→ GOAL
Return the whole listing, keeping every character the same.
------------------------
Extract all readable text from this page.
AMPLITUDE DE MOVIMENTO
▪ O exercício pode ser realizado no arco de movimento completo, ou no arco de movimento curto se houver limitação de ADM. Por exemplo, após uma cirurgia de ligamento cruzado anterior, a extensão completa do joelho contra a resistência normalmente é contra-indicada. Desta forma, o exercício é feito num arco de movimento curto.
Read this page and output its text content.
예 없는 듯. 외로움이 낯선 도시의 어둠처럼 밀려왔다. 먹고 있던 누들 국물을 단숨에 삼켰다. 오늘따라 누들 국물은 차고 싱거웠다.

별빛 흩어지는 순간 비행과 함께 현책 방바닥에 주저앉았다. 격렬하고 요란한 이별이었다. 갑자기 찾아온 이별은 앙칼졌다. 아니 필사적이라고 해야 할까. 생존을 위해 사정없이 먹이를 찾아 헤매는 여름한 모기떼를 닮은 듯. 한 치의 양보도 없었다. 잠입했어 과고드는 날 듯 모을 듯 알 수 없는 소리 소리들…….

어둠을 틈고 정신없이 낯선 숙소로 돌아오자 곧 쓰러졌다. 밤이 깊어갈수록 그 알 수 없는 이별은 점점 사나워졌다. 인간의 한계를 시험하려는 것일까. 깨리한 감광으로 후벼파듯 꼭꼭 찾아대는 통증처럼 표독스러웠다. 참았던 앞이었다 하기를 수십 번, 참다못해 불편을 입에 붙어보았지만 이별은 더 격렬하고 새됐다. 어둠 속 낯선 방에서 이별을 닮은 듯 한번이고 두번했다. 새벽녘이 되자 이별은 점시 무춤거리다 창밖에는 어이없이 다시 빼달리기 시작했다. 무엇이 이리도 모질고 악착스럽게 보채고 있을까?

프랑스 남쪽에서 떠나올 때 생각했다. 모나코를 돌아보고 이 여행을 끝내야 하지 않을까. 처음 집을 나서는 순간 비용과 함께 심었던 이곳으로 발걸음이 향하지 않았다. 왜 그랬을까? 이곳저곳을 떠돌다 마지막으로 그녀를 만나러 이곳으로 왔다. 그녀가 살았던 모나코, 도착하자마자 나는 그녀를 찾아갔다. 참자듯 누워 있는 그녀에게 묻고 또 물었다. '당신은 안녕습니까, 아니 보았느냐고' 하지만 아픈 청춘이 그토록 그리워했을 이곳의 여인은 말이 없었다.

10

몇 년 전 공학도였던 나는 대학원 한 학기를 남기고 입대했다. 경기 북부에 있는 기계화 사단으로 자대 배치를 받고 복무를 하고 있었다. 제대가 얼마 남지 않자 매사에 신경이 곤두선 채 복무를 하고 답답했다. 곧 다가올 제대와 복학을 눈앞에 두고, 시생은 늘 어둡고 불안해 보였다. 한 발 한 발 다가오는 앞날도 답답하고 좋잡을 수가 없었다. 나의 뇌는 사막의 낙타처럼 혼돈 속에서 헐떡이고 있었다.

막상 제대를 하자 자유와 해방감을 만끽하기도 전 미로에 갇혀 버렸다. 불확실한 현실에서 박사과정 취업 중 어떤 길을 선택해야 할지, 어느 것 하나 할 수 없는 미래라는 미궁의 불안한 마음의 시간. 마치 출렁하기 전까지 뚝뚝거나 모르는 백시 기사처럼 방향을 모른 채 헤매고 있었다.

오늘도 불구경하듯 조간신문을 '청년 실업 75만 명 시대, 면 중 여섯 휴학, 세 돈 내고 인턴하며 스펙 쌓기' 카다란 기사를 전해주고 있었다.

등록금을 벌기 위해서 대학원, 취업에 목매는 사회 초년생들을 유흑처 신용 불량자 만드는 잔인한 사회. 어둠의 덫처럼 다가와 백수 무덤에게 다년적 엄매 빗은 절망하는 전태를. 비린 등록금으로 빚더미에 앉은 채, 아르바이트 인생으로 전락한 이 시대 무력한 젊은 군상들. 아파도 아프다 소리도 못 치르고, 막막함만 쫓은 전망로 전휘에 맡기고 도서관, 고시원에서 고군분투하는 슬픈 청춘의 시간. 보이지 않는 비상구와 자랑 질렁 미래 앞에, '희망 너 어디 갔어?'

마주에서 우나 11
------------------------
→ ANSWER TO THE TASK
Extract all readable text from this page.
AMPLITUDE DE MOVIMENTO
▪ O exercício pode ser realizado no arco de movimento completo, ou no arco de movimento curto se houver limitação de ADM. Por exemplo, após uma cirurgia de ligamento cruzado anterior, a extensão completa do joelho contra a resistência normalmente é contra-indicada. Desta forma, o exercício é feito num arco de movimento curto.
Read this page and output its text content.
예 없는 듯. 외로움이 낯선 도시의 어둠처럼 밀려왔다. 먹고 있던 누들 국물을 단숨에 삼켰다. 오늘따라 누들 국물은 차고 싱거웠다.

별빛 흩어지는 순간 비행과 함께 현책 방바닥에 주저앉았다. 격렬하고 요란한 이별이었다. 갑자기 찾아온 이별은 앙칼졌다. 아니 필사적이라고 해야 할까. 생존을 위해 사정없이 먹이를 찾아 헤매는 여름한 모기떼를 닮은 듯. 한 치의 양보도 없었다. 잠입했어 과고드는 날 듯 모을 듯 알 수 없는 소리 소리들…….

어둠을 틈고 정신없이 낯선 숙소로 돌아오자 곧 쓰러졌다. 밤이 깊어갈수록 그 알 수 없는 이별은 점점 사나워졌다. 인간의 한계를 시험하려는 것일까. 깨리한 감광으로 후벼파듯 꼭꼭 찾아대는 통증처럼 표독스러웠다. 참았던 앞이었다 하기를 수십 번, 참다못해 불편을 입에 붙어보았지만 이별은 더 격렬하고 새됐다. 어둠 속 낯선 방에서 이별을 닮은 듯 한번이고 두번했다. 새벽녘이 되자 이별은 점시 무춤거리다 창밖에는 어이없이 다시 빼달리기 시작했다. 무엇이 이리도 모질고 악착스럽게 보채고 있을까?

프랑스 남쪽에서 떠나올 때 생각했다. 모나코를 돌아보고 이 여행을 끝내야 하지 않을까. 처음 집을 나서는 순간 비용과 함께 심었던 이곳으로 발걸음이 향하지 않았다. 왜 그랬을까? 이곳저곳을 떠돌다 마지막으로 그녀를 만나러 이곳으로 왔다. 그녀가 살았던 모나코, 도착하자마자 나는 그녀를 찾아갔다. 참자듯 누워 있는 그녀에게 묻고 또 물었다. '당신은 안녕습니까, 아니 보았느냐고' 하지만 아픈 청춘이 그토록 그리워했을 이곳의 여인은 말이 없었다.

10

몇 년 전 공학도였던 나는 대학원 한 학기를 남기고 입대했다. 경기 북부에 있는 기계화 사단으로 자대 배치를 받고 복무를 하고 있었다. 제대가 얼마 남지 않자 매사에 신경이 곤두선 채 복무를 하고 답답했다. 곧 다가올 제대와 복학을 눈앞에 두고, 시생은 늘 어둡고 불안해 보였다. 한 발 한 발 다가오는 앞날도 답답하고 좋잡을 수가 없었다. 나의 뇌는 사막의 낙타처럼 혼돈 속에서 헐떡이고 있었다.

막상 제대를 하자 자유와 해방감을 만끽하기도 전 미로에 갇혀 버렸다. 불확실한 현실에서 박사과정 취업 중 어떤 길을 선택해야 할지, 어느 것 하나 할 수 없는 미래라는 미궁의 불안한 마음의 시간. 마치 출렁하기 전까지 뚝뚝거나 모르는 백시 기사처럼 방향을 모른 채 헤매고 있었다.

오늘도 불구경하듯 조간신문을 '청년 실업 75만 명 시대, 면 중 여섯 휴학, 세 돈 내고 인턴하며 스펙 쌓기' 카다란 기사를 전해주고 있었다.

등록금을 벌기 위해서 대학원, 취업에 목매는 사회 초년생들을 유흑처 신용 불량자 만드는 잔인한 사회. 어둠의 덫처럼 다가와 백수 무덤에게 다년적 엄매 빗은 절망하는 전태를. 비린 등록금으로 빚더미에 앉은 채, 아르바이트 인생으로 전락한 이 시대 무력한 젊은 군상들. 아파도 아프다 소리도 못 치르고, 막막함만 쫓은 전망로 전휘에 맡기고 도서관, 고시원에서 고군분투하는 슬픈 청춘의 시간. 보이지 않는 비상구와 자랑 질렁 미래 앞에, '희망 너 어디 갔어?'

마주에서 우나 11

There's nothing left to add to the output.